## Given request
Do not copy the pictures; transcribe all other material exactly.

## Data entries
:::::

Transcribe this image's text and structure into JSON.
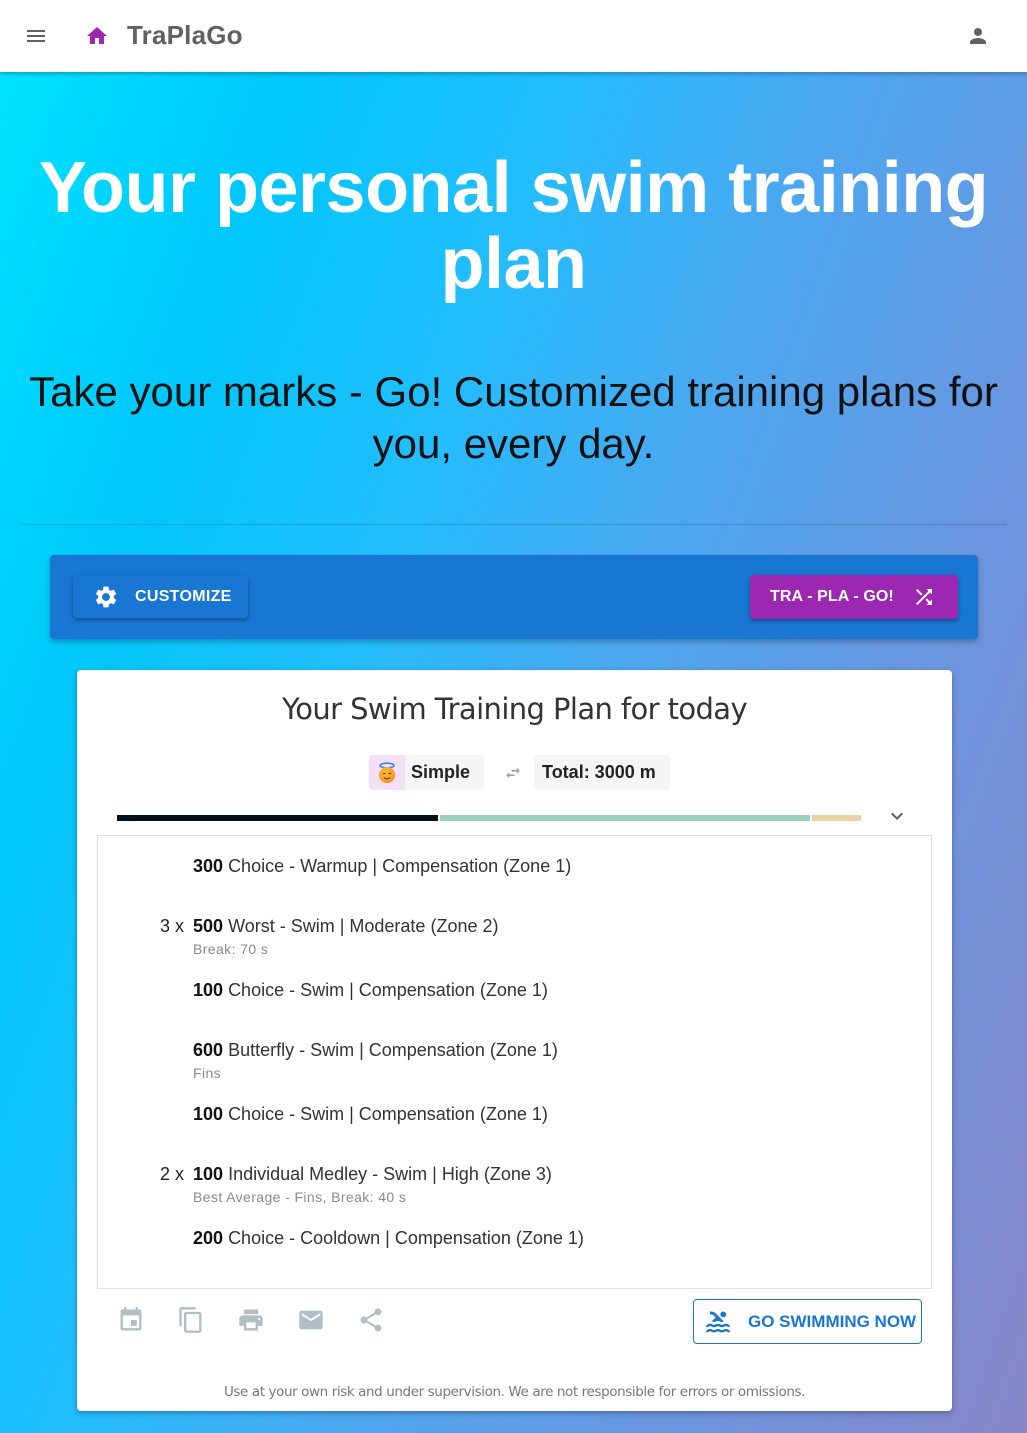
{
  "appbar": {
    "brand": "TraPlaGo",
    "icons": {
      "menu": "menu-icon",
      "home": "home-icon",
      "account": "account-icon"
    },
    "home_color": "#9c27b0"
  },
  "hero": {
    "title": "Your personal swim training plan",
    "subtitle": "Take your marks - Go! Customized training plans for you, every day."
  },
  "toolbar": {
    "customize_label": "CUSTOMIZE",
    "customize_icon": "gear-icon",
    "go_label": "TRA - PLA - GO!",
    "go_icon": "shuffle-icon",
    "bg_color": "#1976d2",
    "go_color": "#9c27b0"
  },
  "plan": {
    "title": "Your Swim Training Plan for today",
    "level": {
      "emoji": "smiling-face-with-halo",
      "label": "Simple"
    },
    "total_label": "Total: 3000 m",
    "zone_distribution": [
      {
        "zone": "Zone 1",
        "meters": 1300,
        "color": "#04111b"
      },
      {
        "zone": "Zone 2",
        "meters": 1500,
        "color": "#97d3bc"
      },
      {
        "zone": "Zone 3",
        "meters": 200,
        "color": "#e9d5a3"
      }
    ],
    "items": [
      {
        "reps": "",
        "distance": "300",
        "text": "Choice - Warmup | Compensation (Zone 1)",
        "note": ""
      },
      {
        "reps": "3 x",
        "distance": "500",
        "text": "Worst - Swim | Moderate (Zone 2)",
        "note": "Break: 70 s"
      },
      {
        "reps": "",
        "distance": "100",
        "text": "Choice - Swim | Compensation (Zone 1)",
        "note": ""
      },
      {
        "reps": "",
        "distance": "600",
        "text": "Butterfly - Swim | Compensation (Zone 1)",
        "note": "Fins"
      },
      {
        "reps": "",
        "distance": "100",
        "text": "Choice - Swim | Compensation (Zone 1)",
        "note": ""
      },
      {
        "reps": "2 x",
        "distance": "100",
        "text": "Individual Medley - Swim | High (Zone 3)",
        "note": "Best Average - Fins, Break: 40 s"
      },
      {
        "reps": "",
        "distance": "200",
        "text": "Choice - Cooldown | Compensation (Zone 1)",
        "note": ""
      }
    ],
    "actions": [
      "calendar-icon",
      "copy-icon",
      "print-icon",
      "email-icon",
      "share-icon"
    ],
    "swim_button_label": "GO SWIMMING NOW",
    "disclaimer": "Use at your own risk and under supervision. We are not responsible for errors or omissions."
  }
}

:::::

## Correct answer
Transcribe this image's text and structure into JSON.
{
  "appbar": {
    "brand": "TraPlaGo",
    "icons": {
      "menu": "menu-icon",
      "home": "home-icon",
      "account": "account-icon"
    },
    "home_color": "#9c27b0"
  },
  "hero": {
    "title": "Your personal swim training plan",
    "subtitle": "Take your marks - Go! Customized training plans for you, every day."
  },
  "toolbar": {
    "customize_label": "CUSTOMIZE",
    "customize_icon": "gear-icon",
    "go_label": "TRA - PLA - GO!",
    "go_icon": "shuffle-icon",
    "bg_color": "#1976d2",
    "go_color": "#9c27b0"
  },
  "plan": {
    "title": "Your Swim Training Plan for today",
    "level": {
      "emoji": "smiling-face-with-halo",
      "label": "Simple"
    },
    "total_label": "Total: 3000 m",
    "zone_distribution": [
      {
        "zone": "Zone 1",
        "meters": 1300,
        "color": "#04111b"
      },
      {
        "zone": "Zone 2",
        "meters": 1500,
        "color": "#97d3bc"
      },
      {
        "zone": "Zone 3",
        "meters": 200,
        "color": "#e9d5a3"
      }
    ],
    "items": [
      {
        "reps": "",
        "distance": "300",
        "text": "Choice - Warmup | Compensation (Zone 1)",
        "note": ""
      },
      {
        "reps": "3 x",
        "distance": "500",
        "text": "Worst - Swim | Moderate (Zone 2)",
        "note": "Break: 70 s"
      },
      {
        "reps": "",
        "distance": "100",
        "text": "Choice - Swim | Compensation (Zone 1)",
        "note": ""
      },
      {
        "reps": "",
        "distance": "600",
        "text": "Butterfly - Swim | Compensation (Zone 1)",
        "note": "Fins"
      },
      {
        "reps": "",
        "distance": "100",
        "text": "Choice - Swim | Compensation (Zone 1)",
        "note": ""
      },
      {
        "reps": "2 x",
        "distance": "100",
        "text": "Individual Medley - Swim | High (Zone 3)",
        "note": "Best Average - Fins, Break: 40 s"
      },
      {
        "reps": "",
        "distance": "200",
        "text": "Choice - Cooldown | Compensation (Zone 1)",
        "note": ""
      }
    ],
    "actions": [
      "calendar-icon",
      "copy-icon",
      "print-icon",
      "email-icon",
      "share-icon"
    ],
    "swim_button_label": "GO SWIMMING NOW",
    "disclaimer": "Use at your own risk and under supervision. We are not responsible for errors or omissions."
  }
}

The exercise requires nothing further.